### Text segment
- - - -

How to Become an Addiction

Three psychological triggers that make your content impossible to ignore and leave people addicted.

How to Become an Addiction
Photo by Sofia Lasheva / Unsplash

Think about the last time you watched a show on Netflix.

You promised yourself you would only watch one episode. You checked the time. You had work to do in the morning. But then the episode ended on a cliffhanger. A secret was revealed. A character was in danger.

Before you could even think about it, the next episode started playing. And you stayed up for three more hours.

Netflix is not just selling entertainment. They are selling addiction. They are masters of a psychological concept called the Open Loop.

Most newsletters make a huge mistake. They try to be helpful by solving a problem completely in one email. They open the loop, and then they close it immediately.

The reader feels satisfied. But they also feel finished. They have no burning reason to open the next one.

If you want to build a massive, loyal audience, you need to stop being a teacher and start being a showrunner. You need to leave them wanting more.

Here are the three ways to do it.

1. The Open Loop

This is the Netflix strategy.

Never solve the whole problem in one sitting. Treat your content like a serialized story.

If you write a case study about fixing a broken marketing funnel, do not wrap it up with a neat bow. Explain how you fixed the ads. Show the data. Show the success.

- - - -

### Information given
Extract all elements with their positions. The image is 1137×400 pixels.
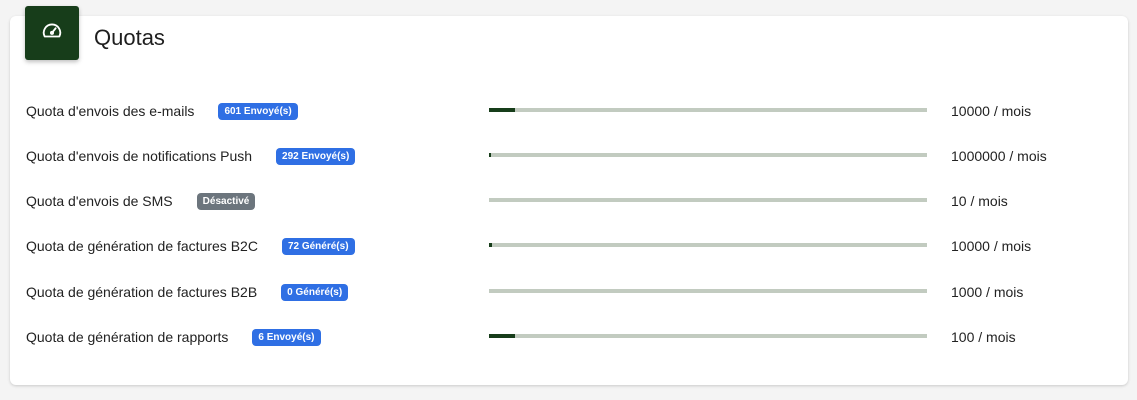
- quota-progress-fill: [489, 334, 516, 338]
- quota-limit: 100 / mois: [951, 329, 1016, 345]
- quota-progress-bar: [489, 289, 927, 293]
- quota-progress-bar: [489, 198, 927, 202]
- quota-progress-bar: [489, 334, 927, 338]
- quota-progress-bar: [489, 153, 927, 157]
- quota-limit: 10000 / mois: [951, 238, 1032, 254]
- quota-row-invoices-b2b: Quota de génération de factures B2B 0 Gé…: [0, 281, 1137, 305]
- quota-progress-fill: [489, 153, 491, 157]
- quota-row-invoices-b2c: Quota de génération de factures B2C 72 G…: [0, 235, 1137, 259]
- quota-progress-fill: [489, 108, 516, 112]
- quota-limit: 1000000 / mois: [951, 148, 1047, 164]
- quota-status-badge: 0 Généré(s): [281, 283, 349, 301]
- quota-limit: 10000 / mois: [951, 103, 1032, 119]
- quota-progress-bar: [489, 243, 927, 247]
- quota-row-sms: Quota d'envois de SMS Désactivé 10 / moi…: [0, 190, 1137, 214]
- quota-status-badge: 6 Envoyé(s): [252, 328, 321, 346]
- quota-label: Quota de génération de factures B2C: [26, 238, 258, 254]
- quota-status-badge: 601 Envoyé(s): [218, 102, 298, 120]
- quota-label: Quota d'envois des e-mails: [26, 103, 195, 119]
- quota-progress-bar: [489, 108, 927, 112]
- quota-label: Quota d'envois de SMS: [26, 193, 173, 209]
- quota-row-push: Quota d'envois de notifications Push 292…: [0, 145, 1137, 169]
- quotas-title: Quotas: [94, 25, 165, 50]
- speedometer-icon: [41, 20, 63, 47]
- quota-label: Quota d'envois de notifications Push: [26, 148, 253, 164]
- quota-label: Quota de génération de factures B2B: [26, 284, 258, 300]
- quota-label: Quota de génération de rapports: [26, 329, 229, 345]
- quota-limit: 10 / mois: [951, 193, 1008, 209]
- quota-row-emails: Quota d'envois des e-mails 601 Envoyé(s)…: [0, 100, 1137, 124]
- quota-status-badge: 292 Envoyé(s): [276, 147, 356, 165]
- quota-status-badge: Désactivé: [196, 192, 256, 210]
- quotas-header-icon-box: [25, 6, 79, 60]
- quota-limit: 1000 / mois: [951, 284, 1024, 300]
- quota-row-reports: Quota de génération de rapports 6 Envoyé…: [0, 326, 1137, 350]
- quota-status-badge: 72 Généré(s): [281, 237, 355, 255]
- quota-progress-fill: [489, 243, 493, 247]
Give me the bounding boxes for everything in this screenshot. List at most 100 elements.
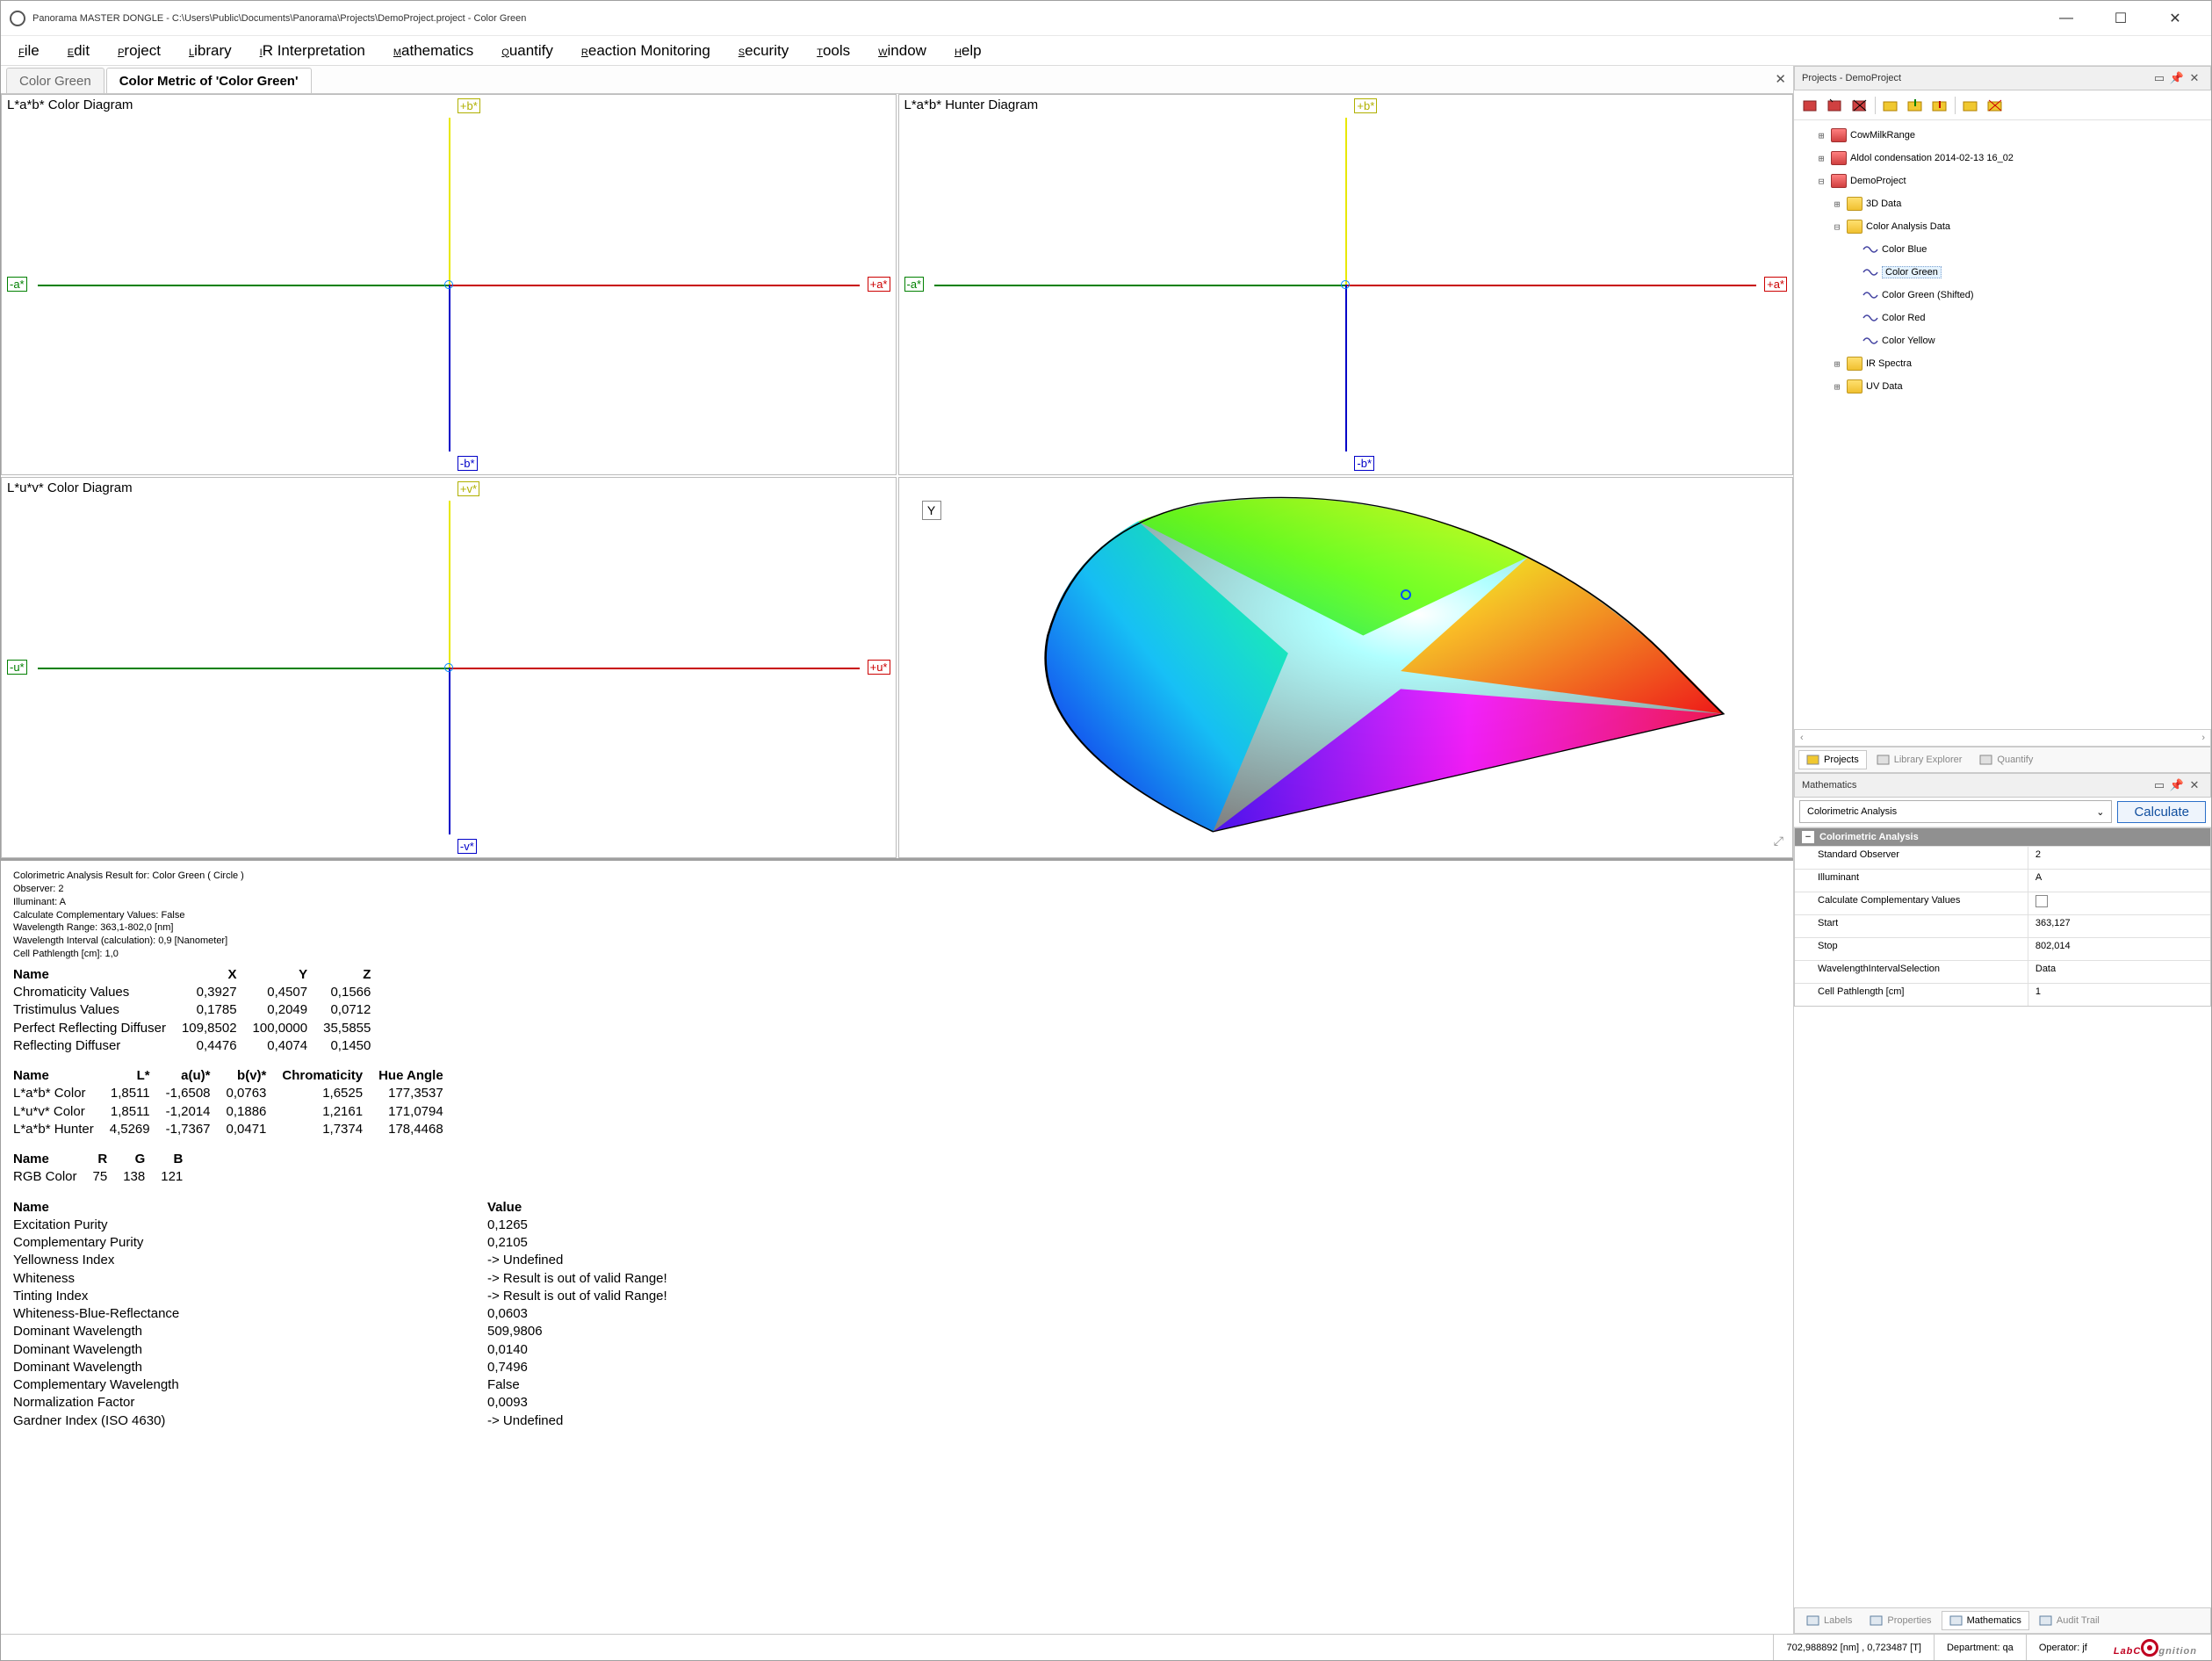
tree-node[interactable]: Color Red [1799, 307, 2206, 329]
bottom-tab-projects[interactable]: Projects [1798, 750, 1867, 769]
property-value[interactable] [2028, 892, 2210, 914]
new-folder-icon[interactable] [1881, 96, 1900, 115]
menu-file[interactable]: File [4, 39, 54, 63]
expand-icon[interactable]: ⊟ [1831, 221, 1843, 233]
menu-help[interactable]: Help [940, 39, 996, 63]
right-tab-labels[interactable]: Labels [1798, 1611, 1860, 1630]
lab-color-diagram[interactable]: L*a*b* Color Diagram -a* +a* +b* -b* [1, 94, 897, 475]
lab-hunter-diagram[interactable]: L*a*b* Hunter Diagram -a* +a* +b* -b* [898, 94, 1794, 475]
right-tab-properties[interactable]: Properties [1862, 1611, 1939, 1630]
tree-node[interactable]: ⊞UV Data [1799, 375, 2206, 398]
tree-node[interactable]: ⊞3D Data [1799, 192, 2206, 215]
calculate-button[interactable]: Calculate [2117, 801, 2206, 823]
panel-close-icon[interactable]: ✕ [2186, 71, 2203, 85]
delete-project-icon[interactable] [1850, 96, 1870, 115]
tree-node[interactable]: ⊞Aldol condensation 2014-02-13 16_02 [1799, 147, 2206, 170]
property-value[interactable]: 802,014 [2028, 938, 2210, 960]
panel-close-icon[interactable]: ✕ [2186, 778, 2203, 792]
tree-scrollbar[interactable]: ‹› [1794, 729, 2211, 747]
expand-icon[interactable]: ⊞ [1831, 358, 1843, 370]
panel-dock-icon[interactable]: ▭ [2151, 71, 2168, 85]
y-axis-button[interactable]: Y [922, 501, 941, 520]
bottom-tab-quantify[interactable]: Quantify [1971, 750, 2041, 769]
minimize-button[interactable]: — [2039, 1, 2093, 36]
property-value[interactable]: A [2028, 870, 2210, 892]
panel-pin-icon[interactable]: 📌 [2168, 71, 2186, 85]
property-row[interactable]: Cell Pathlength [cm]1 [1795, 983, 2210, 1006]
close-button[interactable]: ✕ [2148, 1, 2202, 36]
tree-node[interactable]: Color Green (Shifted) [1799, 284, 2206, 307]
tree-node[interactable]: ⊞CowMilkRange [1799, 124, 2206, 147]
expand-icon[interactable]: ⊞ [1815, 153, 1827, 164]
axis-label-pos-u: +u* [868, 660, 890, 675]
tree-node[interactable]: Color Yellow [1799, 329, 2206, 352]
new-project-icon[interactable] [1801, 96, 1820, 115]
checkbox[interactable] [2035, 895, 2048, 907]
tree-node[interactable]: ⊟DemoProject [1799, 170, 2206, 192]
tab-color-metric[interactable]: Color Metric of 'Color Green' [106, 68, 312, 93]
menu-edit[interactable]: Edit [54, 39, 104, 63]
menu-project[interactable]: Project [104, 39, 175, 63]
table-row: Dominant Wavelength0,7496 [13, 1359, 683, 1376]
panel-pin-icon[interactable]: 📌 [2168, 778, 2186, 792]
property-group-header[interactable]: − Colorimetric Analysis [1795, 828, 2210, 846]
maximize-button[interactable]: ☐ [2093, 1, 2148, 36]
luv-color-diagram[interactable]: L*u*v* Color Diagram -u* +u* +v* -v* [1, 477, 897, 858]
tree-node[interactable]: ⊟ Color Analysis Data [1799, 215, 2206, 238]
tree-node[interactable]: Color Blue [1799, 238, 2206, 261]
folder-delete-icon[interactable] [1985, 96, 2005, 115]
menu-security[interactable]: Security [724, 39, 803, 63]
expand-icon[interactable]: ⊞ [1831, 381, 1843, 393]
property-row[interactable]: Standard Observer2 [1795, 846, 2210, 869]
tab-color-green[interactable]: Color Green [6, 68, 104, 93]
expand-icon[interactable]: ⊞ [1815, 130, 1827, 141]
property-key: WavelengthIntervalSelection [1795, 961, 2028, 983]
results-panel[interactable]: Colorimetric Analysis Result for: Color … [1, 858, 1793, 1634]
property-value[interactable]: 2 [2028, 847, 2210, 869]
axis-label-neg-v: -v* [458, 839, 477, 854]
tree-label: Color Analysis Data [1866, 221, 1950, 232]
tree-node[interactable]: ⊞IR Spectra [1799, 352, 2206, 375]
menu-tools[interactable]: Tools [803, 39, 864, 63]
tab-close-icon[interactable]: ✕ [1775, 71, 1786, 87]
tree-label: Color Red [1882, 313, 1926, 323]
open-project-icon[interactable] [1826, 96, 1845, 115]
diagram-title: L*u*v* Color Diagram [7, 480, 133, 495]
expand-icon[interactable]: ⊟ [1815, 176, 1827, 187]
status-coords: 702,988892 [nm] , 0,723487 [T] [1773, 1635, 1934, 1660]
right-tab-audit-trail[interactable]: Audit Trail [2031, 1611, 2108, 1630]
cie-chromaticity-diagram[interactable]: Y ⤢ [898, 477, 1794, 858]
property-row[interactable]: Start363,127 [1795, 914, 2210, 937]
collapse-icon[interactable]: − [1802, 831, 1814, 843]
property-row[interactable]: WavelengthIntervalSelectionData [1795, 960, 2210, 983]
export-icon[interactable] [1930, 96, 1949, 115]
menu-mathematics[interactable]: Mathematics [379, 39, 487, 63]
import-icon[interactable] [1906, 96, 1925, 115]
tree-node[interactable]: Color Green [1799, 261, 2206, 284]
table-row: Gardner Index (ISO 4630)-> Undefined [13, 1412, 683, 1430]
folder-action-icon[interactable] [1961, 96, 1980, 115]
bottom-tab-library-explorer[interactable]: Library Explorer [1869, 750, 1971, 769]
analysis-selector[interactable]: Colorimetric Analysis ⌄ [1799, 800, 2112, 823]
project-tree[interactable]: ⊞CowMilkRange⊞Aldol condensation 2014-02… [1794, 120, 2211, 729]
menu-reaction-monitoring[interactable]: Reaction Monitoring [567, 39, 724, 63]
result-header-line: Observer: 2 [13, 883, 1781, 896]
menu-ir-interpretation[interactable]: IR Interpretation [246, 39, 379, 63]
right-tab-mathematics[interactable]: Mathematics [1942, 1611, 2029, 1630]
table-row: L*u*v* Color1,8511-1,20140,18861,2161171… [13, 1103, 459, 1121]
menu-quantify[interactable]: Quantify [487, 39, 567, 63]
panel-dock-icon[interactable]: ▭ [2151, 778, 2168, 792]
property-row[interactable]: IlluminantA [1795, 869, 2210, 892]
analysis-selector-value: Colorimetric Analysis [1807, 806, 1897, 817]
expand-icon[interactable]: ⊞ [1831, 199, 1843, 210]
property-row[interactable]: Stop802,014 [1795, 937, 2210, 960]
menu-library[interactable]: Library [175, 39, 246, 63]
property-key: Illuminant [1795, 870, 2028, 892]
property-row[interactable]: Calculate Complementary Values [1795, 892, 2210, 914]
property-value[interactable]: Data [2028, 961, 2210, 983]
property-value[interactable]: 363,127 [2028, 915, 2210, 937]
data-point-marker [444, 280, 453, 289]
zoom-icon[interactable]: ⤢ [1774, 834, 1783, 849]
property-value[interactable]: 1 [2028, 984, 2210, 1006]
menu-window[interactable]: Window [864, 39, 940, 63]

- - - -

### What is expected
Reproduce the passage from the article on psychological triggers above, starting with "This is the" and going on through "Show the success.".

### Right answer
This is the Netflix strategy.

Never solve the whole problem in one sitting. Treat your content like a serialized story.

If you write a case study about fixing a broken marketing funnel, do not wrap it up with a neat bow. Explain how you fixed the ads. Show the data. Show the success.